**Objective**:
Spot every line with the word "this" and return it.

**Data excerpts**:

-- -- --

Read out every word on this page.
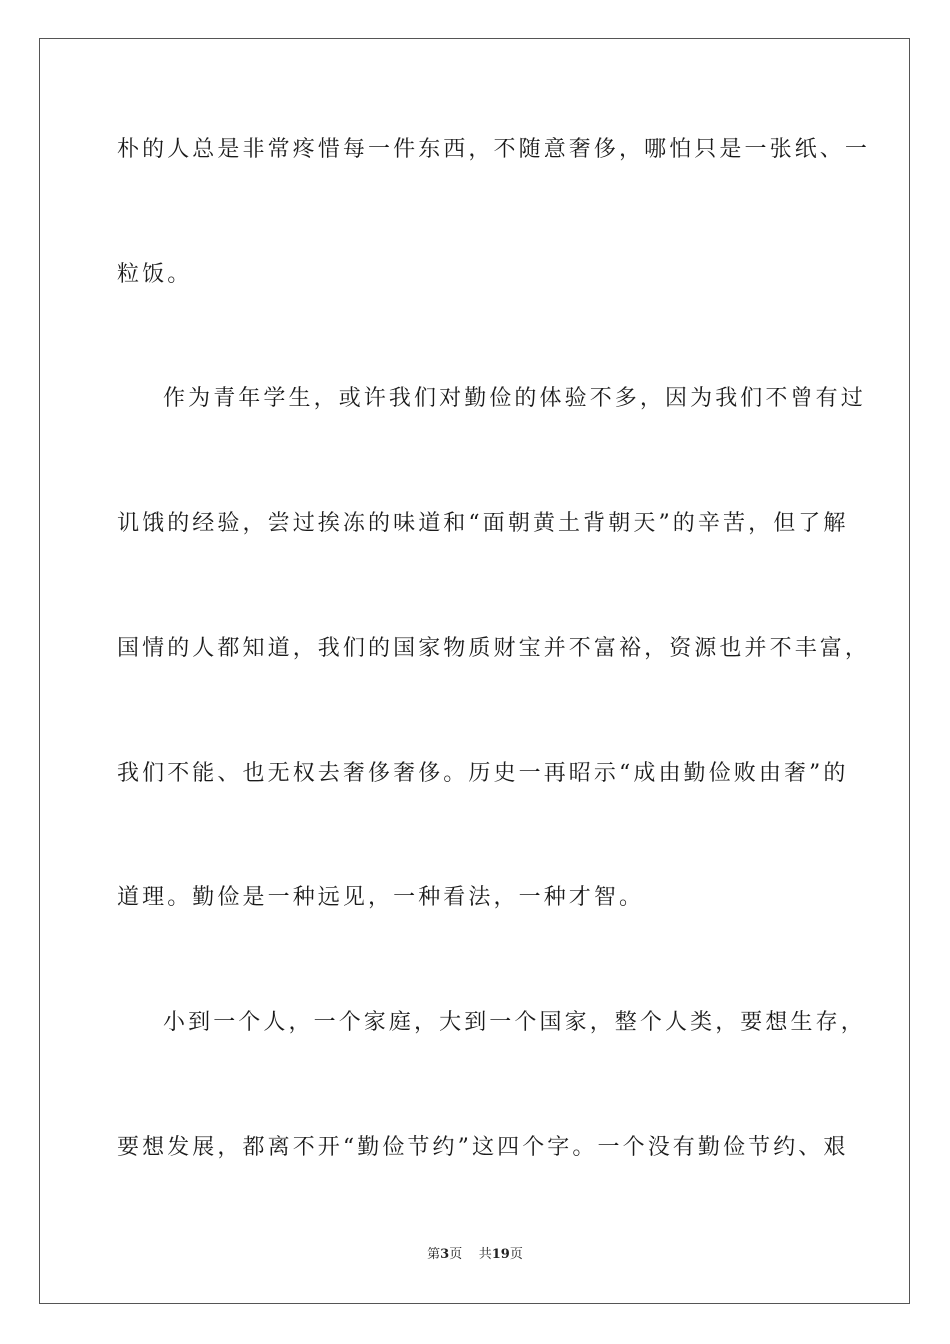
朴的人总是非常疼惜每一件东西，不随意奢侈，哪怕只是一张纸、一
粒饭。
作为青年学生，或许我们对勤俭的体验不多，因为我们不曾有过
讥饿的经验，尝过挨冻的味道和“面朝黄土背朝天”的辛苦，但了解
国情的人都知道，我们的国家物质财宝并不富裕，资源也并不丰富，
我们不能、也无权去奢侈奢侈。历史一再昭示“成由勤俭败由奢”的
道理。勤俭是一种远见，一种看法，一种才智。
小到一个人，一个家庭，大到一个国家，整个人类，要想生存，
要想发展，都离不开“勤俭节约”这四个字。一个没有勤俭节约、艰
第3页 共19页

-- -- --

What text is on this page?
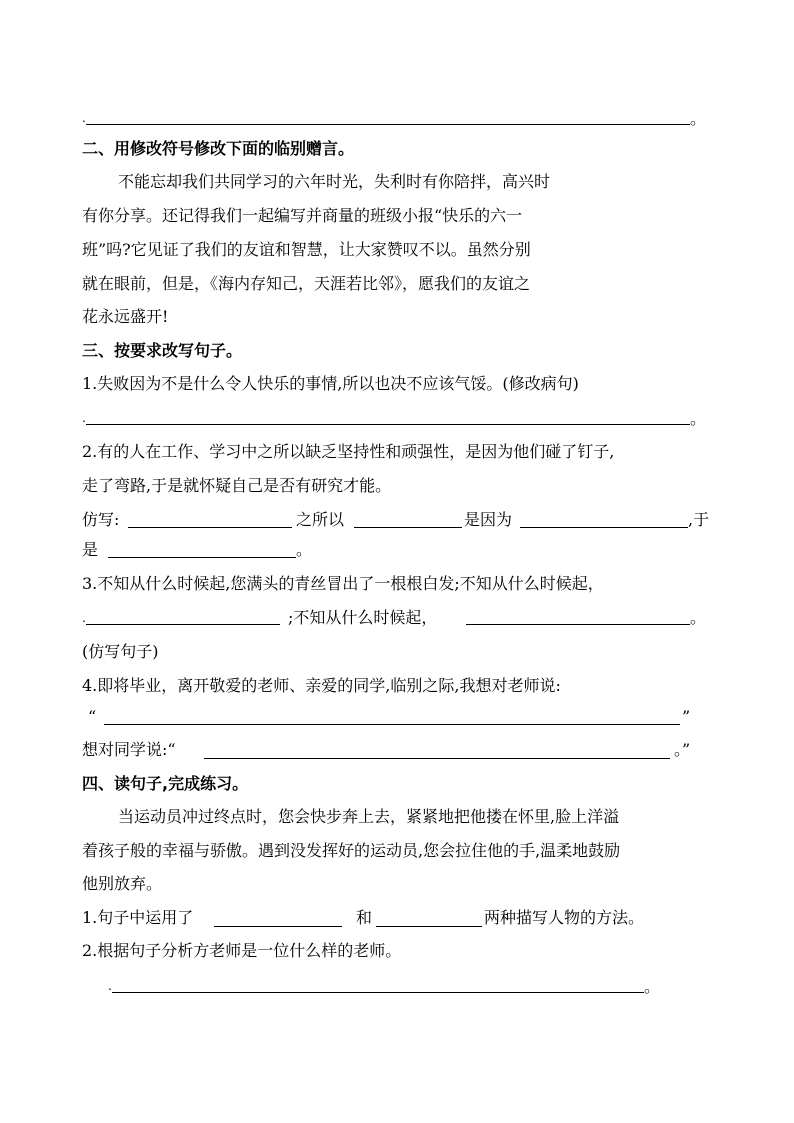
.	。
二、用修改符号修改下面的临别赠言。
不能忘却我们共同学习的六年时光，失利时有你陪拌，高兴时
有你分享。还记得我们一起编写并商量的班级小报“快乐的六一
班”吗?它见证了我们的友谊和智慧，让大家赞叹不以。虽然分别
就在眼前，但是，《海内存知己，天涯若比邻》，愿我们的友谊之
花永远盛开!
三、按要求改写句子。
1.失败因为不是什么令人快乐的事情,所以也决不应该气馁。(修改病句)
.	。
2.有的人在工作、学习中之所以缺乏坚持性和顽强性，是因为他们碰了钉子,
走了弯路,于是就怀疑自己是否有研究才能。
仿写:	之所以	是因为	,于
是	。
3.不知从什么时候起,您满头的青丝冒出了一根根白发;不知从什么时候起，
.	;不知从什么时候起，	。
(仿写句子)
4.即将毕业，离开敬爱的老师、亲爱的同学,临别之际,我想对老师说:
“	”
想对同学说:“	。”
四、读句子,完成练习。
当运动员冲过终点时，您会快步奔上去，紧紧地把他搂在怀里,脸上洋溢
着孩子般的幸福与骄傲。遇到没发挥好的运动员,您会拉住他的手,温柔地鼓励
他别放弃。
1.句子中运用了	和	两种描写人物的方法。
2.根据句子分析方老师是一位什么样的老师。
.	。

-- -- --

**In response**:
Read out every word on this page.
What text is on this page?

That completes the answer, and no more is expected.